> TRECHO SELECIONADO:
****************************************

Contudo, o modo de produção capitalista gera crises cíclicas
e os regimes de acumulação possuem ciclos e por isso há épocas de vacas gordas
e vacas magras. Se tivessem lido Marx, saberiam que a unidade na diversidade de
interesses em momentos de crise se torna lutas diversas sem nenhuma unidade. É
por isso que os governos progressistas só sobrevivem até começar as crises ou
quando são jogados no poder para controlar os trabalhadores e evitar que a
crise gere uma revolução. A história prova isto e se as pessoas aprendessem
mais com as lições da história se iludiriam menos com o seu futuro histórico. Quando
os negócios vão mal, os proprietários mudam os gerentes.
A imagem do novo governo é boa (tem “berço”, “discurso”, etc.),
mas não se reflete no espelho, tal como a de Drácula dançando no salão. O
espelho é a percepção dos trabalhadores, que não enxergam nada de novo ou de
bom. O governo Temer compensa sua falta de imagem no espelho com a aparência de
um “doce vampiro” saído de música de Rita Lee. Ele vem sugar até a última gota
de sangue dos trabalhadores. Ele é o médico-vampiro responsável pela receita
neoliberal. Ele, como bom médico, vem para “curar” a crise. Mas ele, como bom
vampiro, ao invés da tradicional mordida liberal, prefere a moderna transfusão
de sangue neoliberal. A medicina neoliberal e vampiresca faz jorrar mais
rapidamente o dinheiro do bolso dos trabalhadores para o cofre dos
capitalistas.

****************************************

[Dados para reconhecer a estrutura de documentos]

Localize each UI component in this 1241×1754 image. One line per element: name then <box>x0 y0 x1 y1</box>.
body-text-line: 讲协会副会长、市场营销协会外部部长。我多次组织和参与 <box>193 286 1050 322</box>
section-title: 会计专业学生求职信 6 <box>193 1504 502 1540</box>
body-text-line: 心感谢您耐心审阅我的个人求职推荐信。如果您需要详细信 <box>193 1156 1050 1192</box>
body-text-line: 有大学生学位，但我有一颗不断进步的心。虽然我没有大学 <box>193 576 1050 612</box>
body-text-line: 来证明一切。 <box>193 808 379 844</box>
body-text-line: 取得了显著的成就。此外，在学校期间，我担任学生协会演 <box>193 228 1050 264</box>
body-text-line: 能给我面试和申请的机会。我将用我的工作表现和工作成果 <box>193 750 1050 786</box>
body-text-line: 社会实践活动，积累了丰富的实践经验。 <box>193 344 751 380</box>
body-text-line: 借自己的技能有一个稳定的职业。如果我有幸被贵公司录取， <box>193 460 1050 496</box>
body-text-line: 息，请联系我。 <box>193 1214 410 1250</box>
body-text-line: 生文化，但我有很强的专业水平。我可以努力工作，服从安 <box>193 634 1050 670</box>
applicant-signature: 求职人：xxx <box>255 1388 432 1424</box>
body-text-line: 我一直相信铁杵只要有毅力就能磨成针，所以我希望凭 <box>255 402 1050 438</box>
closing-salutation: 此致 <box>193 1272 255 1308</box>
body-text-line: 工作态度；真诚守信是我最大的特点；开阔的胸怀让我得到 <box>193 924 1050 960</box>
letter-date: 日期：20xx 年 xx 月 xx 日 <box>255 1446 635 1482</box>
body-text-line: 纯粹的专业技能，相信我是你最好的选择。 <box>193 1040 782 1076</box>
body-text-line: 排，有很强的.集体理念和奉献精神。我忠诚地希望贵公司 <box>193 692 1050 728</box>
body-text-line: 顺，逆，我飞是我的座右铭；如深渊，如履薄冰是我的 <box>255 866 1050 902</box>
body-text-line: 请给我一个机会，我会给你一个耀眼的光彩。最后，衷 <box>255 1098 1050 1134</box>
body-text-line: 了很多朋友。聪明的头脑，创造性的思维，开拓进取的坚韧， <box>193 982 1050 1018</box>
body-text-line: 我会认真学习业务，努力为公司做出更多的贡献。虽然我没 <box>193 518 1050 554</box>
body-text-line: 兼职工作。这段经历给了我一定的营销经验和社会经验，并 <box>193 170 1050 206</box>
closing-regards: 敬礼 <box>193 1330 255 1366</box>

****************************************

> USANDO AS INFORMAÇÕES:
**a)** Resuma em duas frases o trecho sobre o governo Temer.
**b)** Reproduza sem nenhuma alteração a parte do trecho sobre o governo Temer que começa em "Contudo, o modo" e vai até "mudam os gerentes.".
**c)** Prossiga com o trecho sobre o governo Temer a partir do ponto em que ele termina.

> RESPOSTAS POR ITEM:
**a)** O modo de produção capitalista gera crises cíclicas, e por isso os governos progressistas só sobrevivem até as crises começarem ou quando são colocados no poder para controlar os trabalhadores e evitar uma revolução. O governo Temer não aparece no espelho da percepção dos trabalhadores e, como médico-vampiro da receita neoliberal, faz o dinheiro passar mais rápido do bolso dos trabalhadores para o cofre dos capitalistas.

**b)**
Contudo, o modo de produção capitalista gera crises cíclicas
e os regimes de acumulação possuem ciclos e por isso há épocas de vacas gordas
e vacas magras. Se tivessem lido Marx, saberiam que a unidade na diversidade de
interesses em momentos de crise se torna lutas diversas sem nenhuma unidade. É
por isso que os governos progressistas só sobrevivem até começar as crises ou
quando são jogados no poder para controlar os trabalhadores e evitar que a
crise gere uma revolução. A história prova isto e se as pessoas aprendessem
mais com as lições da história se iludiriam menos com o seu futuro histórico. Quando
os negócios vão mal, os proprietários mudam os gerentes.

**c)**
O novo gerente vai encontrar a oposição e competição, cada
vez mais fracas, da gerencia anterior e seus apoiadores, mas também vai
encontrar uma oposição cada vez mais fortes dos doadores involuntários de
sangue: os trabalhadores. Pelo menos no início do governo enfrenta também parte
da burocracia estatutária (poder judiciário e polícia federal) entusiasmados
com sua autonomização e com o sucesso televisivo e pode demorar para “cair a
ficha” de que o alvo já foi atingido e agora é hora de “normalidade”. Quando se
concretizar o impeachment definitivo
e a burocracia estatutária entender que é estável e vitalícia mas não é
inatingível e que os proprietários já estão ficando descontentes com essa
balbúrdia jurídica e repressiva, o vampiro sairá do seu caixão e finalmente
poderá fazer o que tem que fazer. Se ele não fizer, outro fará, só que
demoraria mais tempo. A acumulação de capital e a classe capitalista não têm
tempo e paciência para esperar. Não
interessa quem terá que comprar ou ameaçar, o que interessa é que se faça o que
tem que ser feito.
Quem não está satisfeito ou deve se resignar ou deve
apresentar uma real alternativa. A alternativa progressista já faliu, pois mostrou
sua incapacidade no governo. Vários mandatos e vários desmandos. Os tintureiros
queriam ser titereiros e terminaram triturados. O governo Dilma mostrou-se incapaz,
por sua incompetência e também por ser populista (ou seja, eleitoreiro e querer
grudar no poder e se transformar em burocracia vitalícia) já mostrou que não
interessa nem para a classe dominante nem para as classes desprivilegiadas. O neoliberalismo
não precisa mais do neopopulismo. A era do neoliberalismo neopopulista petista
já passou e não é alternativa. O seu fim chegou.
O novo governo tem a receita certa para a classe dominante,
só precisa remover os dois obstáculos temporários e enfrentar o grande
obstáculo: as lutas dos trabalhadores. De nada adianta defender uma ponte sem
futuro. No meio da ponte há uma pedra, que pode ser removida. No final da ponte
há o futuro. E aí poderemos ver o que acontecerá: a vitória do capital, o
sanguessuga dos trabalhadores, ou a transformação social, o fim dos vampiros,
gerentes, burocratas, capitalistas e outras bestas geradas por uma sociedade
bestificada.
Referências
MARX, K., 1979. Crítica da Filosofia do Direito
de Hegel. Lisboa: Estampa.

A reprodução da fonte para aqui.